• _INSTRUCTIONS TO FOLLOW_
Copy every line of the material below word for word.

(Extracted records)
[BEGIN]

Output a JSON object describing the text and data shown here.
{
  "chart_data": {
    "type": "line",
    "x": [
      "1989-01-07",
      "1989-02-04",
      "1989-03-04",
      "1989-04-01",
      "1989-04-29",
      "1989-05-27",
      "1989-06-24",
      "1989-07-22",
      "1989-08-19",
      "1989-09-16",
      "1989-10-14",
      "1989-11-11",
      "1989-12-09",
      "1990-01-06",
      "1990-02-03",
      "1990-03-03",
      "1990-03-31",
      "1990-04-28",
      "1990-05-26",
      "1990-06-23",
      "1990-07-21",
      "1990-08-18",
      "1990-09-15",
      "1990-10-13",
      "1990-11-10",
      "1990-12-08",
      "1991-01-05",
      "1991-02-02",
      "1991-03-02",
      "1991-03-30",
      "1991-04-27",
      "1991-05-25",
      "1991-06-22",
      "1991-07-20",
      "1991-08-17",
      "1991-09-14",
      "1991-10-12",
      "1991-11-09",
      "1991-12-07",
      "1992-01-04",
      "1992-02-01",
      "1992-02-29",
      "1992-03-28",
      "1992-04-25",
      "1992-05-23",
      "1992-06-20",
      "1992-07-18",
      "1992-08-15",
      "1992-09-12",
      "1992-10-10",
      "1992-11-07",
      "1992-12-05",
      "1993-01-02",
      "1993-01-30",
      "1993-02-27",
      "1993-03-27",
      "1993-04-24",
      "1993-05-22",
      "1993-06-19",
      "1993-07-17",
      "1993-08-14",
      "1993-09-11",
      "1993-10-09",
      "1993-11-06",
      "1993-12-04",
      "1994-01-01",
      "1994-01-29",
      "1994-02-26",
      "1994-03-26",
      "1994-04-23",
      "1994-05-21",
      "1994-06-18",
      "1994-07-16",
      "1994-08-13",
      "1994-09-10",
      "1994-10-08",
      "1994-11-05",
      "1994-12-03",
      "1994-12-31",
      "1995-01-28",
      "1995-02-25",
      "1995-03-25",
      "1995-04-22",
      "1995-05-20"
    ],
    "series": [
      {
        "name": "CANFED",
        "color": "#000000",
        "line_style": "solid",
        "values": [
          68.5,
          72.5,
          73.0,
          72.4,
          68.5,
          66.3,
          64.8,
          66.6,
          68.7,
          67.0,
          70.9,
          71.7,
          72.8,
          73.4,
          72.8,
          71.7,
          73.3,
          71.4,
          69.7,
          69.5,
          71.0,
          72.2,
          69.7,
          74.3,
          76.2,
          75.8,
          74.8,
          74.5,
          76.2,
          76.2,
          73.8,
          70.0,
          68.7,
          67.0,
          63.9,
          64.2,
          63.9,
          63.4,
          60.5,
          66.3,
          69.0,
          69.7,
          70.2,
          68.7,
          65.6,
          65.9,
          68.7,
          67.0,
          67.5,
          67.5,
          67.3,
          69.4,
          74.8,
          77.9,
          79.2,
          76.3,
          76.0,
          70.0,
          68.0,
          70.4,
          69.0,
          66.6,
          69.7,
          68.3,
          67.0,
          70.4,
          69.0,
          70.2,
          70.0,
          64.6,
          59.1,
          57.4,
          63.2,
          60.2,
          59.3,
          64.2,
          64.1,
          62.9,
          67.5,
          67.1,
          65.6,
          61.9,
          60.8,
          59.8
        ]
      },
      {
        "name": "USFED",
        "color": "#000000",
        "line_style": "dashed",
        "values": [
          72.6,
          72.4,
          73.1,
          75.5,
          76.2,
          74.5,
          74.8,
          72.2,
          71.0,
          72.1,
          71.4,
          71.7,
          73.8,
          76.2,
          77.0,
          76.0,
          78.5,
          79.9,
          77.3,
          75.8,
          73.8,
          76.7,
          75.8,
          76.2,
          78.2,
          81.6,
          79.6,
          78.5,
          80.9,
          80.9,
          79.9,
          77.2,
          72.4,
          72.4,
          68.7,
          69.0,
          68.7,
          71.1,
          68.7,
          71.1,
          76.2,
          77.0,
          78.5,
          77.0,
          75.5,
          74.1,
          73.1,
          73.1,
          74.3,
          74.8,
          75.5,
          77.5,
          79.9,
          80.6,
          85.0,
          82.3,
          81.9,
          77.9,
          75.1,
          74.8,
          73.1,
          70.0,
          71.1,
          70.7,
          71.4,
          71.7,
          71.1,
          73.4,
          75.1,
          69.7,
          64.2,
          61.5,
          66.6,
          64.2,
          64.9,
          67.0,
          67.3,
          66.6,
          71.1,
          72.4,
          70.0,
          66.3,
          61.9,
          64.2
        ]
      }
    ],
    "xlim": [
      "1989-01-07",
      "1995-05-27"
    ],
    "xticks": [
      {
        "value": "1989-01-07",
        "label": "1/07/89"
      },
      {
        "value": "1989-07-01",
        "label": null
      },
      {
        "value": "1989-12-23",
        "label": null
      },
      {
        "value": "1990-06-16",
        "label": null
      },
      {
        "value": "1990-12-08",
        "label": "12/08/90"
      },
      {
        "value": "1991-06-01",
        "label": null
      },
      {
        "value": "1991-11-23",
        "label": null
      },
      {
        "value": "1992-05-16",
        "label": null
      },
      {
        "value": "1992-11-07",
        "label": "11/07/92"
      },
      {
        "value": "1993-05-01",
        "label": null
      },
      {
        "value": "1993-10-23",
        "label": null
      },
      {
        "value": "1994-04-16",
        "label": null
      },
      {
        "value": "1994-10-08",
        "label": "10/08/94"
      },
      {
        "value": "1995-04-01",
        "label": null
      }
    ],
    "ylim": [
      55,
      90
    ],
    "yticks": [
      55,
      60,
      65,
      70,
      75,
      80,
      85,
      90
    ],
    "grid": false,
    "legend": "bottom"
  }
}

[END]

• _SOLVED EXERCISE_
Output a JSON object describing the text and data shown here.
{
  "chart_data": {
    "type": "line",
    "x": [
      "1989-01-07",
      "1989-02-04",
      "1989-03-04",
      "1989-04-01",
      "1989-04-29",
      "1989-05-27",
      "1989-06-24",
      "1989-07-22",
      "1989-08-19",
      "1989-09-16",
      "1989-10-14",
      "1989-11-11",
      "1989-12-09",
      "1990-01-06",
      "1990-02-03",
      "1990-03-03",
      "1990-03-31",
      "1990-04-28",
      "1990-05-26",
      "1990-06-23",
      "1990-07-21",
      "1990-08-18",
      "1990-09-15",
      "1990-10-13",
      "1990-11-10",
      "1990-12-08",
      "1991-01-05",
      "1991-02-02",
      "1991-03-02",
      "1991-03-30",
      "1991-04-27",
      "1991-05-25",
      "1991-06-22",
      "1991-07-20",
      "1991-08-17",
      "1991-09-14",
      "1991-10-12",
      "1991-11-09",
      "1991-12-07",
      "1992-01-04",
      "1992-02-01",
      "1992-02-29",
      "1992-03-28",
      "1992-04-25",
      "1992-05-23",
      "1992-06-20",
      "1992-07-18",
      "1992-08-15",
      "1992-09-12",
      "1992-10-10",
      "1992-11-07",
      "1992-12-05",
      "1993-01-02",
      "1993-01-30",
      "1993-02-27",
      "1993-03-27",
      "1993-04-24",
      "1993-05-22",
      "1993-06-19",
      "1993-07-17",
      "1993-08-14",
      "1993-09-11",
      "1993-10-09",
      "1993-11-06",
      "1993-12-04",
      "1994-01-01",
      "1994-01-29",
      "1994-02-26",
      "1994-03-26",
      "1994-04-23",
      "1994-05-21",
      "1994-06-18",
      "1994-07-16",
      "1994-08-13",
      "1994-09-10",
      "1994-10-08",
      "1994-11-05",
      "1994-12-03",
      "1994-12-31",
      "1995-01-28",
      "1995-02-25",
      "1995-03-25",
      "1995-04-22",
      "1995-05-20"
    ],
    "series": [
      {
        "name": "CANFED",
        "color": "#000000",
        "line_style": "solid",
        "values": [
          68.5,
          72.5,
          73.0,
          72.4,
          68.5,
          66.3,
          64.8,
          66.6,
          68.7,
          67.0,
          70.9,
          71.7,
          72.8,
          73.4,
          72.8,
          71.7,
          73.3,
          71.4,
          69.7,
          69.5,
          71.0,
          72.2,
          69.7,
          74.3,
          76.2,
          75.8,
          74.8,
          74.5,
          76.2,
          76.2,
          73.8,
          70.0,
          68.7,
          67.0,
          63.9,
          64.2,
          63.9,
          63.4,
          60.5,
          66.3,
          69.0,
          69.7,
          70.2,
          68.7,
          65.6,
          65.9,
          68.7,
          67.0,
          67.5,
          67.5,
          67.3,
          69.4,
          74.8,
          77.9,
          79.2,
          76.3,
          76.0,
          70.0,
          68.0,
          70.4,
          69.0,
          66.6,
          69.7,
          68.3,
          67.0,
          70.4,
          69.0,
          70.2,
          70.0,
          64.6,
          59.1,
          57.4,
          63.2,
          60.2,
          59.3,
          64.2,
          64.1,
          62.9,
          67.5,
          67.1,
          65.6,
          61.9,
          60.8,
          59.8
        ]
      },
      {
        "name": "USFED",
        "color": "#000000",
        "line_style": "dashed",
        "values": [
          72.6,
          72.4,
          73.1,
          75.5,
          76.2,
          74.5,
          74.8,
          72.2,
          71.0,
          72.1,
          71.4,
          71.7,
          73.8,
          76.2,
          77.0,
          76.0,
          78.5,
          79.9,
          77.3,
          75.8,
          73.8,
          76.7,
          75.8,
          76.2,
          78.2,
          81.6,
          79.6,
          78.5,
          80.9,
          80.9,
          79.9,
          77.2,
          72.4,
          72.4,
          68.7,
          69.0,
          68.7,
          71.1,
          68.7,
          71.1,
          76.2,
          77.0,
          78.5,
          77.0,
          75.5,
          74.1,
          73.1,
          73.1,
          74.3,
          74.8,
          75.5,
          77.5,
          79.9,
          80.6,
          85.0,
          82.3,
          81.9,
          77.9,
          75.1,
          74.8,
          73.1,
          70.0,
          71.1,
          70.7,
          71.4,
          71.7,
          71.1,
          73.4,
          75.1,
          69.7,
          64.2,
          61.5,
          66.6,
          64.2,
          64.9,
          67.0,
          67.3,
          66.6,
          71.1,
          72.4,
          70.0,
          66.3,
          61.9,
          64.2
        ]
      }
    ],
    "xlim": [
      "1989-01-07",
      "1995-05-27"
    ],
    "xticks": [
      {
        "value": "1989-01-07",
        "label": "1/07/89"
      },
      {
        "value": "1989-07-01",
        "label": null
      },
      {
        "value": "1989-12-23",
        "label": null
      },
      {
        "value": "1990-06-16",
        "label": null
      },
      {
        "value": "1990-12-08",
        "label": "12/08/90"
      },
      {
        "value": "1991-06-01",
        "label": null
      },
      {
        "value": "1991-11-23",
        "label": null
      },
      {
        "value": "1992-05-16",
        "label": null
      },
      {
        "value": "1992-11-07",
        "label": "11/07/92"
      },
      {
        "value": "1993-05-01",
        "label": null
      },
      {
        "value": "1993-10-23",
        "label": null
      },
      {
        "value": "1994-04-16",
        "label": null
      },
      {
        "value": "1994-10-08",
        "label": "10/08/94"
      },
      {
        "value": "1995-04-01",
        "label": null
      }
    ],
    "ylim": [
      55,
      90
    ],
    "yticks": [
      55,
      60,
      65,
      70,
      75,
      80,
      85,
      90
    ],
    "grid": false,
    "legend": "bottom"
  }
}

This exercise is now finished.